▶ [Provided information]:
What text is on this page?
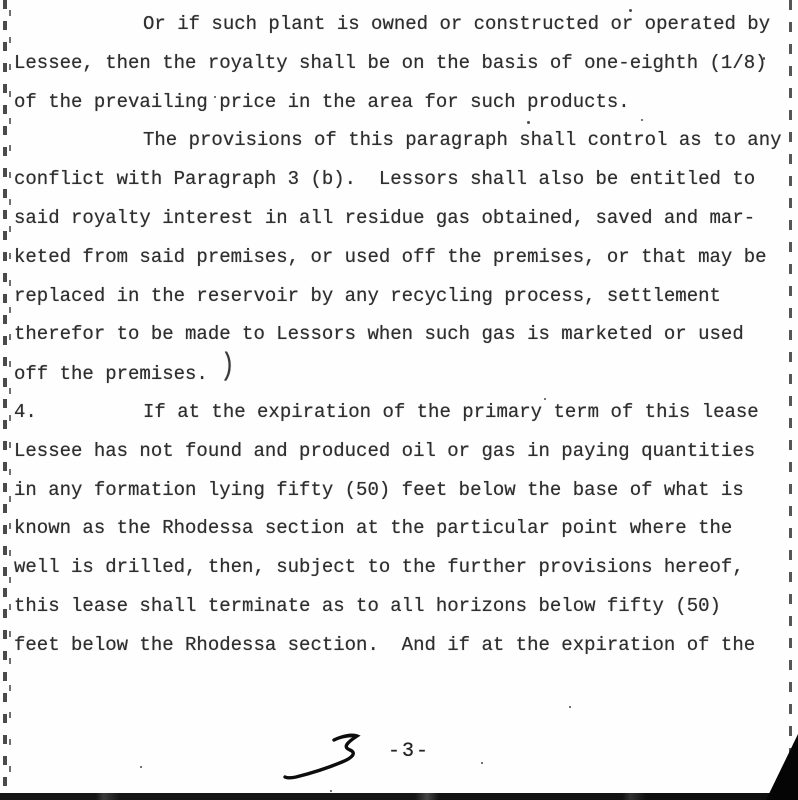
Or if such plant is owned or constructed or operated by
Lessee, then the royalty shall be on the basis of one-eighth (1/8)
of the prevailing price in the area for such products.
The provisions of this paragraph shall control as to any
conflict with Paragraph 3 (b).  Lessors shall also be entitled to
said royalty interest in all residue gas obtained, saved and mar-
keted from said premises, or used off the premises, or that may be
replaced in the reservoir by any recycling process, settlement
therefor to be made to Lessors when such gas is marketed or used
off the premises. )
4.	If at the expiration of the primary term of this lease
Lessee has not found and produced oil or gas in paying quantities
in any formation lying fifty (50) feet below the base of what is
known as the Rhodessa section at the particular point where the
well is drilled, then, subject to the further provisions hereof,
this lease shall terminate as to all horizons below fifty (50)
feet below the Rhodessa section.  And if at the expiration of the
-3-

==

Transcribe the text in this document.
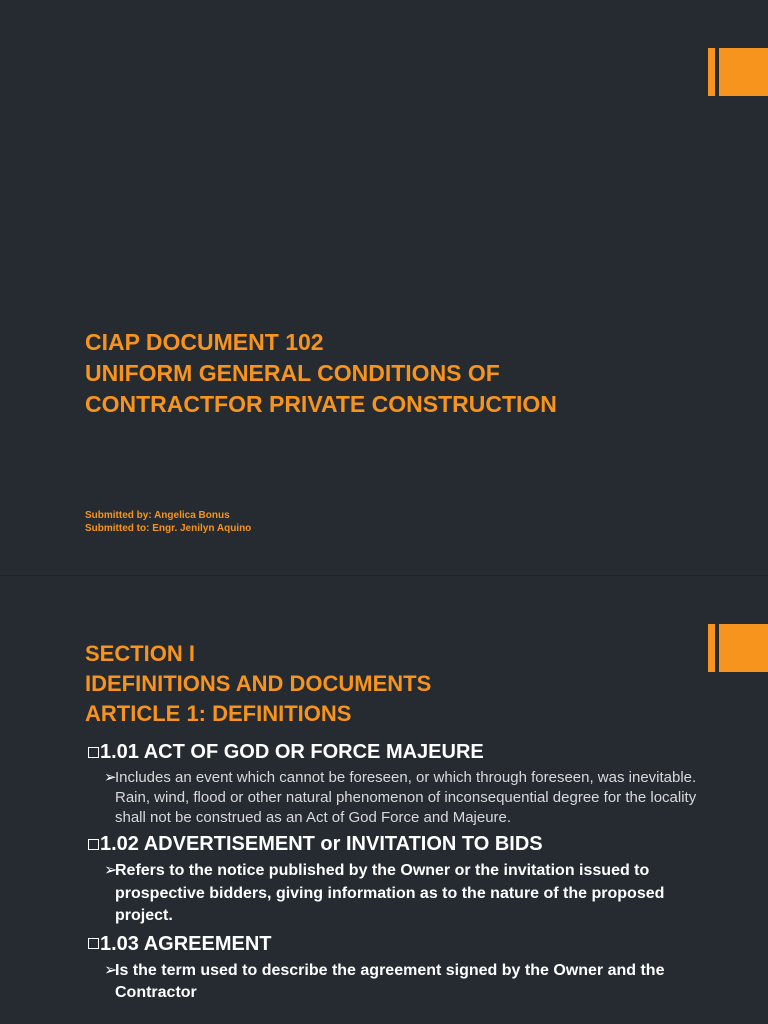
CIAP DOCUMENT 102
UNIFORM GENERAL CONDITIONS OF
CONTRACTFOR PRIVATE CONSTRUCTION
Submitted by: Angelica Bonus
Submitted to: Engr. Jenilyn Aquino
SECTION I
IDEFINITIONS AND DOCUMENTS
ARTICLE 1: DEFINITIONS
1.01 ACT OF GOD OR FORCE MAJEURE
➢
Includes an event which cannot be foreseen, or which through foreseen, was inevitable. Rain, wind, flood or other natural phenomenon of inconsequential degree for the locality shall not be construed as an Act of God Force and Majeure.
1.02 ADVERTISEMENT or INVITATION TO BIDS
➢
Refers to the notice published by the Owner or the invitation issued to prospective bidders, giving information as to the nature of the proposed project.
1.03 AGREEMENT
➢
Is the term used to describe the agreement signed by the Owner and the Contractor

▶ [What needs to be done]: Go through the entries above and pull out each line with "Lessors" in it.

▶ [Solution to this task]:
conflict with Paragraph 3 (b).  Lessors shall also be entitled to
therefor to be made to Lessors when such gas is marketed or used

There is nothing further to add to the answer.